___ PROVIDED RECORDS

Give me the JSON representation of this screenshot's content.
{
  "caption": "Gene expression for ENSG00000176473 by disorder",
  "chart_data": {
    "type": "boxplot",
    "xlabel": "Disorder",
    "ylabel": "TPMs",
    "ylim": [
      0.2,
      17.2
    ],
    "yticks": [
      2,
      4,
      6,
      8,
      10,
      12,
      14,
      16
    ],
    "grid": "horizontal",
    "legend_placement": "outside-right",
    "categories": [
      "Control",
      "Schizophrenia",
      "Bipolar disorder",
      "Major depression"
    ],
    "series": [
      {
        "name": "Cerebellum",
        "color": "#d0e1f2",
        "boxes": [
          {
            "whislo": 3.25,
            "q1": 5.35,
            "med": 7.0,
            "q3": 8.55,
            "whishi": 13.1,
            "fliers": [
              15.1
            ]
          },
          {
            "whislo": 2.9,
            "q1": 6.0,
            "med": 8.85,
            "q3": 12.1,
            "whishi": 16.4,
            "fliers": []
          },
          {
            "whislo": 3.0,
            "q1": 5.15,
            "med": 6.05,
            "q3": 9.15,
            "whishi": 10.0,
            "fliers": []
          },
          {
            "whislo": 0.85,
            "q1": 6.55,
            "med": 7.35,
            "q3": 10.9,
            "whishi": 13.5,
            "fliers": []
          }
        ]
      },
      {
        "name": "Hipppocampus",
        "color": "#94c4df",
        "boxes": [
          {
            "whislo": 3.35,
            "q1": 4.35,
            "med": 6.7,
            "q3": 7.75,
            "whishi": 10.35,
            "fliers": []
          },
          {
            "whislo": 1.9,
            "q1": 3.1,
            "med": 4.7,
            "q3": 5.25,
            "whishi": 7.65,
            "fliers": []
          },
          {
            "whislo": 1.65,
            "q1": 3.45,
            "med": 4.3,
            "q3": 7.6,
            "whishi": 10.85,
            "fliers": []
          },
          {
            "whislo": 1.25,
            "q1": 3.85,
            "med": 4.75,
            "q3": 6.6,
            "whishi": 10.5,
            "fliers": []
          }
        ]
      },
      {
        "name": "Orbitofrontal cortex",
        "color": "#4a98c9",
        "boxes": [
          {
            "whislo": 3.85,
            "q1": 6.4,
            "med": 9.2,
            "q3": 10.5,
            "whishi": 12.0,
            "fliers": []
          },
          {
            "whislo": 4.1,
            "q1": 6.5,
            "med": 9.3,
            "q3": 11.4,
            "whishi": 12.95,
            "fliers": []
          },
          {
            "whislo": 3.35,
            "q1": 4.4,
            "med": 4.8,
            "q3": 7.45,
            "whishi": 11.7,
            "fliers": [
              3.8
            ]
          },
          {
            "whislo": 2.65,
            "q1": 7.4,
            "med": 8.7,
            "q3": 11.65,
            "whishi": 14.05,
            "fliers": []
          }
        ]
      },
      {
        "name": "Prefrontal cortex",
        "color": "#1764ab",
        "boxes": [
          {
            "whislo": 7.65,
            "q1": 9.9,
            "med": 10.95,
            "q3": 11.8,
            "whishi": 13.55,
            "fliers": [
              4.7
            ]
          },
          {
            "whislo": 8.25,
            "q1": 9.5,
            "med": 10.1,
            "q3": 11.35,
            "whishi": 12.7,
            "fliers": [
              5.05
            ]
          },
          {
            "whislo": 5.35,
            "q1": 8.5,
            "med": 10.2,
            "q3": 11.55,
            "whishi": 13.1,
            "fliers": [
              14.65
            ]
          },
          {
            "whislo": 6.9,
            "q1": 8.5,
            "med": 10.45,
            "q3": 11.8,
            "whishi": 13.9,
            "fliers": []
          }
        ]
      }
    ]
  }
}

______

▶ EXERCISE DESCRIPTION: Provide all the records again, word for word.

▶ RESULT:
Give me the JSON representation of this screenshot's content.
{
  "caption": "Gene expression for ENSG00000176473 by disorder",
  "chart_data": {
    "type": "boxplot",
    "xlabel": "Disorder",
    "ylabel": "TPMs",
    "ylim": [
      0.2,
      17.2
    ],
    "yticks": [
      2,
      4,
      6,
      8,
      10,
      12,
      14,
      16
    ],
    "grid": "horizontal",
    "legend_placement": "outside-right",
    "categories": [
      "Control",
      "Schizophrenia",
      "Bipolar disorder",
      "Major depression"
    ],
    "series": [
      {
        "name": "Cerebellum",
        "color": "#d0e1f2",
        "boxes": [
          {
            "whislo": 3.25,
            "q1": 5.35,
            "med": 7.0,
            "q3": 8.55,
            "whishi": 13.1,
            "fliers": [
              15.1
            ]
          },
          {
            "whislo": 2.9,
            "q1": 6.0,
            "med": 8.85,
            "q3": 12.1,
            "whishi": 16.4,
            "fliers": []
          },
          {
            "whislo": 3.0,
            "q1": 5.15,
            "med": 6.05,
            "q3": 9.15,
            "whishi": 10.0,
            "fliers": []
          },
          {
            "whislo": 0.85,
            "q1": 6.55,
            "med": 7.35,
            "q3": 10.9,
            "whishi": 13.5,
            "fliers": []
          }
        ]
      },
      {
        "name": "Hipppocampus",
        "color": "#94c4df",
        "boxes": [
          {
            "whislo": 3.35,
            "q1": 4.35,
            "med": 6.7,
            "q3": 7.75,
            "whishi": 10.35,
            "fliers": []
          },
          {
            "whislo": 1.9,
            "q1": 3.1,
            "med": 4.7,
            "q3": 5.25,
            "whishi": 7.65,
            "fliers": []
          },
          {
            "whislo": 1.65,
            "q1": 3.45,
            "med": 4.3,
            "q3": 7.6,
            "whishi": 10.85,
            "fliers": []
          },
          {
            "whislo": 1.25,
            "q1": 3.85,
            "med": 4.75,
            "q3": 6.6,
            "whishi": 10.5,
            "fliers": []
          }
        ]
      },
      {
        "name": "Orbitofrontal cortex",
        "color": "#4a98c9",
        "boxes": [
          {
            "whislo": 3.85,
            "q1": 6.4,
            "med": 9.2,
            "q3": 10.5,
            "whishi": 12.0,
            "fliers": []
          },
          {
            "whislo": 4.1,
            "q1": 6.5,
            "med": 9.3,
            "q3": 11.4,
            "whishi": 12.95,
            "fliers": []
          },
          {
            "whislo": 3.35,
            "q1": 4.4,
            "med": 4.8,
            "q3": 7.45,
            "whishi": 11.7,
            "fliers": [
              3.8
            ]
          },
          {
            "whislo": 2.65,
            "q1": 7.4,
            "med": 8.7,
            "q3": 11.65,
            "whishi": 14.05,
            "fliers": []
          }
        ]
      },
      {
        "name": "Prefrontal cortex",
        "color": "#1764ab",
        "boxes": [
          {
            "whislo": 7.65,
            "q1": 9.9,
            "med": 10.95,
            "q3": 11.8,
            "whishi": 13.55,
            "fliers": [
              4.7
            ]
          },
          {
            "whislo": 8.25,
            "q1": 9.5,
            "med": 10.1,
            "q3": 11.35,
            "whishi": 12.7,
            "fliers": [
              5.05
            ]
          },
          {
            "whislo": 5.35,
            "q1": 8.5,
            "med": 10.2,
            "q3": 11.55,
            "whishi": 13.1,
            "fliers": [
              14.65
            ]
          },
          {
            "whislo": 6.9,
            "q1": 8.5,
            "med": 10.45,
            "q3": 11.8,
            "whishi": 13.9,
            "fliers": []
          }
        ]
      }
    ]
  }
}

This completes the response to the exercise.